> Data shown
>> start

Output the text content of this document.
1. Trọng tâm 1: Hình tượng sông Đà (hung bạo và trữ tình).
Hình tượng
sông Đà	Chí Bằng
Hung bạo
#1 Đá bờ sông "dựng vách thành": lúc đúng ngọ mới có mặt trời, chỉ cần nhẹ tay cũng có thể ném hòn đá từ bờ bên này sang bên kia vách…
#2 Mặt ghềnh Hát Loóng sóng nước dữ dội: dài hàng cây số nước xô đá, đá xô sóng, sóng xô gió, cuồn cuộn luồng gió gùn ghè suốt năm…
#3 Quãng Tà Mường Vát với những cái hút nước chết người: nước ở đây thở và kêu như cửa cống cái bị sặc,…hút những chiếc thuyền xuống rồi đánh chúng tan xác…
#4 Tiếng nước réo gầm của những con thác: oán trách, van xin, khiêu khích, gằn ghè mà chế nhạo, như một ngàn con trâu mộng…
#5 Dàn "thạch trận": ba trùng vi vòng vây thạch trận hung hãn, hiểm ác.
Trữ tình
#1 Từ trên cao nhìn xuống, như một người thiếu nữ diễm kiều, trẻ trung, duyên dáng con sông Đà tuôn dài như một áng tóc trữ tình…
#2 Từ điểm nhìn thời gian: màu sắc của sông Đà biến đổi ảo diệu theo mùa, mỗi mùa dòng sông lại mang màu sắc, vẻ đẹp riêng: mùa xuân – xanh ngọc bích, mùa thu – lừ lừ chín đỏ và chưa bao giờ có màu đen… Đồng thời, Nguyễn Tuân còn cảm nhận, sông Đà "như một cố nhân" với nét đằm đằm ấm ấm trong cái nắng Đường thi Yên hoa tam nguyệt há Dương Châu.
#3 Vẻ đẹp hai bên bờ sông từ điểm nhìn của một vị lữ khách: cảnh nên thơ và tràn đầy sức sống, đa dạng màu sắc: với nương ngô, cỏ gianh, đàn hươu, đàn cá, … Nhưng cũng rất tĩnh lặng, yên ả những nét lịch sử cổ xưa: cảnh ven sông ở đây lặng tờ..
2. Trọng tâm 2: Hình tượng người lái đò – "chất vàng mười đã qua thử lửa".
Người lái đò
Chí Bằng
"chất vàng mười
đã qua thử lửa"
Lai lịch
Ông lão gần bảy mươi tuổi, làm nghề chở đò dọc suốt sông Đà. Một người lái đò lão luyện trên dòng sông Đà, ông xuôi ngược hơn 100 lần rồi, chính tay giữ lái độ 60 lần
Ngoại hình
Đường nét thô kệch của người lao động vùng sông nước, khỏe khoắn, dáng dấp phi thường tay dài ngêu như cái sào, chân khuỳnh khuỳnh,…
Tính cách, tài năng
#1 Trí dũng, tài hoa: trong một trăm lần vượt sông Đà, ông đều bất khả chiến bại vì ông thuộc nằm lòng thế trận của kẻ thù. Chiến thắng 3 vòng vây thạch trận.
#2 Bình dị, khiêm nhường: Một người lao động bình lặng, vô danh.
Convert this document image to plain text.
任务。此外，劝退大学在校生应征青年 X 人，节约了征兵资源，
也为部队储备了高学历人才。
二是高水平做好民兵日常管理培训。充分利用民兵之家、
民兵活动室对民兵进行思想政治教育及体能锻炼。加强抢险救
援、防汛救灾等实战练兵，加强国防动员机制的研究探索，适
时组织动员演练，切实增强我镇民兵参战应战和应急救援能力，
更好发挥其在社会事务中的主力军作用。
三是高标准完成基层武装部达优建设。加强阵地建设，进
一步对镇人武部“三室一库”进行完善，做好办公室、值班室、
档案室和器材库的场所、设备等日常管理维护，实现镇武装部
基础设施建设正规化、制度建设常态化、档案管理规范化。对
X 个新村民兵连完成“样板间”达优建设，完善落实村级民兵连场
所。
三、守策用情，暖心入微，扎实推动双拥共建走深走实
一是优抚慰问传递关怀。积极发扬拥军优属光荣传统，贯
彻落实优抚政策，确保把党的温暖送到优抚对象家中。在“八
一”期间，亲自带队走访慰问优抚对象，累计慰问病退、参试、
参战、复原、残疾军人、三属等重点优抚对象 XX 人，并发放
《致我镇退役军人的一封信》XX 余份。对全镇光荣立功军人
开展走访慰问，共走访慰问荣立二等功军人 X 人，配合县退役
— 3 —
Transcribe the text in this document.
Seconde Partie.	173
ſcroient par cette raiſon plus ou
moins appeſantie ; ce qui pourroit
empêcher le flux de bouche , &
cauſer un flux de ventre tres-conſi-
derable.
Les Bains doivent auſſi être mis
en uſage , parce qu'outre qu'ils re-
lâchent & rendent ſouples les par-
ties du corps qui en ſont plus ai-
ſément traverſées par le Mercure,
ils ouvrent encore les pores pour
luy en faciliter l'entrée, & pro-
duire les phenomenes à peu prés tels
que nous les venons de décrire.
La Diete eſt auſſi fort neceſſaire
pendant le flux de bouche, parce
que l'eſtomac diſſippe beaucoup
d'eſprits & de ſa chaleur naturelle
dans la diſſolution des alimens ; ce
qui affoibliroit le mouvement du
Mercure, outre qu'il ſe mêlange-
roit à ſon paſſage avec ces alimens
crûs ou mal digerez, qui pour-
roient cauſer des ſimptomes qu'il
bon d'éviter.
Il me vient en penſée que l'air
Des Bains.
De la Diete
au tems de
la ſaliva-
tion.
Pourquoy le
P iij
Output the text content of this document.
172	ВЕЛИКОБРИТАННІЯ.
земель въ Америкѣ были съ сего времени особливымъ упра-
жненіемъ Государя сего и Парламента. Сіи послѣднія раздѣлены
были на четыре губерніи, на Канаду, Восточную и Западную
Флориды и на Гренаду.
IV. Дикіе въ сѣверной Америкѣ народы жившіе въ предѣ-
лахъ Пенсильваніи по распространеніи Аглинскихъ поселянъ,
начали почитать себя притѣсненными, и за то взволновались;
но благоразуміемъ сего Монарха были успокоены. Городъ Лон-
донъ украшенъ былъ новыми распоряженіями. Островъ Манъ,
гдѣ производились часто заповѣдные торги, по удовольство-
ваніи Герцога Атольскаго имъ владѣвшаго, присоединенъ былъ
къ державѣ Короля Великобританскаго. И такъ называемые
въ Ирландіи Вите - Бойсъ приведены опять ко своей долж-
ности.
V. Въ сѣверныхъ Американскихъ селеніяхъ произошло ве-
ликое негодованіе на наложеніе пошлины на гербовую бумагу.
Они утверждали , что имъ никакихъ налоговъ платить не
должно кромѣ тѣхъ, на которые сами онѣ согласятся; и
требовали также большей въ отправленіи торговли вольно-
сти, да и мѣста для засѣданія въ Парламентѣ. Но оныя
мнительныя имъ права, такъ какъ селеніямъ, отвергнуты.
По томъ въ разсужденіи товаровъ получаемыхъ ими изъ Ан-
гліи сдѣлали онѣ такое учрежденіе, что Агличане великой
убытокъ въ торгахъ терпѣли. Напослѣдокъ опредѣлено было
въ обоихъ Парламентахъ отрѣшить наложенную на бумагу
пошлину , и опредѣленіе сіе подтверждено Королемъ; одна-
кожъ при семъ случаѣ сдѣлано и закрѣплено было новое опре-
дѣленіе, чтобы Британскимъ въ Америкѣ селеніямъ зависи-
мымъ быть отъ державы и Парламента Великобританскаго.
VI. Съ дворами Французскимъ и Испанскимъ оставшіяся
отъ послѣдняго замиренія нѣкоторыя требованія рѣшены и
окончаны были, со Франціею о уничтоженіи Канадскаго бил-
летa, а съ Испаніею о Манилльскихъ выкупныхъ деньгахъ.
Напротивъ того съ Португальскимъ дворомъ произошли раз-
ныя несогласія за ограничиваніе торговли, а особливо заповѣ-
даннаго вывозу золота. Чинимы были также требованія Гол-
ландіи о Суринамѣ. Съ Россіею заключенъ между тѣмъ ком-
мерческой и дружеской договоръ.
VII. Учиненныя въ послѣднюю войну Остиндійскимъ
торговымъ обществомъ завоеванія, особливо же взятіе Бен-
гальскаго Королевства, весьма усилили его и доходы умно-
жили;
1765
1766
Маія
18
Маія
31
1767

>> end

> Problem details
Scan the material above for the string "bouche" and return the lines that hold it.

> Exercise answer
empêcher le flux de bouche , &
pendant le flux de bouche, parce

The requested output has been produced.